# WILDSAU DH 1999 - einer von zehn



## silversurfer66 (24. April 2012)

Hallo Alutech Gemeinde,

es freut mich sehr was der Jürgen aus der Marke gemacht hat - Glückwunsch !!!

Neben einer kompletten Vitrinenfüllung von schönen bunt eloxierten 90er Jahre Teilen hängt auch noch eine bzw. meine letzte Wildsau DH an der Wand.
Dieser Rahmen war eine Kleinstauflage mit Kalle Nicolai von nur zehn Rahmen.
Acht gingen an Teamfahrer, einer nach München und einer blieb bei mir.

Ob dieses Rad nun hässlich oder super schön ist, wurde ja schon einige male diskutiert;
auf jeden Fall hat er damals schon für gute Platzierungen gesorgt.

Da ich mich nun dazu entschlossen habe, dieses Bike in gute Hände zu geben bzw. zu verkaufen, eröffne ich den Thread hier und nicht im Bikemarkt.
@ admin, ich hoffe das ist i.O.

Ausstattung:
Manitou X-Vert Carbon, FOX DHX 4.0, HOPE 4-Kolben, SRAM X9, e-thirteen Kettenführung und andere nette Teile - siehe Bilder.
Federweg: 2x 180mm

Gruß, Andreas (ex ALUTECH)


----------



## WilliWildsau (25. April 2012)

Das ist MTB-Geschichte 
Einfach Hammer


----------



## MTB-News.de




----------



## wolfi (25. April 2012)

andreas!!!!!
tu das nicht! es wird dir irgendwann richtig leid tuen.
ich ärger mich heute noch, dass ich meine sau von damals verkauft habe.

▸ Datenauszug:

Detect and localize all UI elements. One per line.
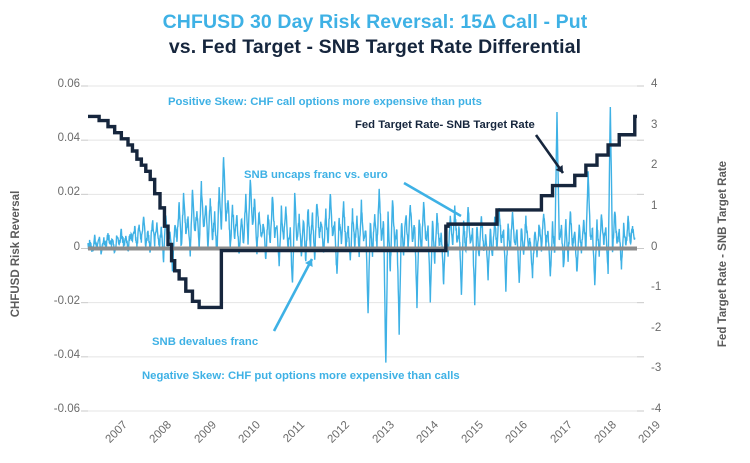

▸ Übungsaufgaben:
1. Prüfe anhand des Forumsthreads über die Wildsau DH, ob die folgenden Aussagen zutreffen. Antworte jeweils mit Ja oder Nein und belege dies mit den entscheidenden Worten des Threads im genauen Wortlaut.
(a) Von dem Rahmen wurden nur zehn Stück gefertigt.
(b) Andreas bietet das Rad im Bikemarkt zum Verkauf an.
(c) wolfi rät Andreas vom Verkauf ab.
2. Setze den Forumsthread über die Wildsau DH im Anschluss an seinen letzten Satz fort.

▸ Lösungen:
1.
(a) Ja: „Dieser Rahmen war eine Kleinstauflage mit Kalle Nicolai von nur zehn Rahmen.“
(b) Nein: „eröffne ich den Thread hier und nicht im Bikemarkt.“
(c) Ja: „tu das nicht! es wird dir irgendwann richtig leid tuen.“

2.
und wenn, verkauf sie mir
neulich bei christian und ulrike haben wir uns ja knapp verpasst. ich hatte noch kurz mit deiner frau gesprochen, aber ich musste frü weg, unseren ältesten von einer we-freizeit abholen.
lass uns mal über das rad quatschen.
viele grüsse
wolfi


----------



## silversurfer66 (25. April 2012)

wolfi schrieb:


> andreas!!!!!
> tu das nicht! es wird dir irgendwann richtig leid tuen.
> ich ärger mich heute noch, dass ich meine sau von damals verkauft habe.
> und wenn, verkauf sie mir
> ...



ja wolfi,
deine wären schon gute hände  
... dann kann ich sie dir in ein paar jahren auch wieder abhandeln
... oder der jürgen hängt sie auf seiner farm an eine passende wand 
gruß, andreas
p.s.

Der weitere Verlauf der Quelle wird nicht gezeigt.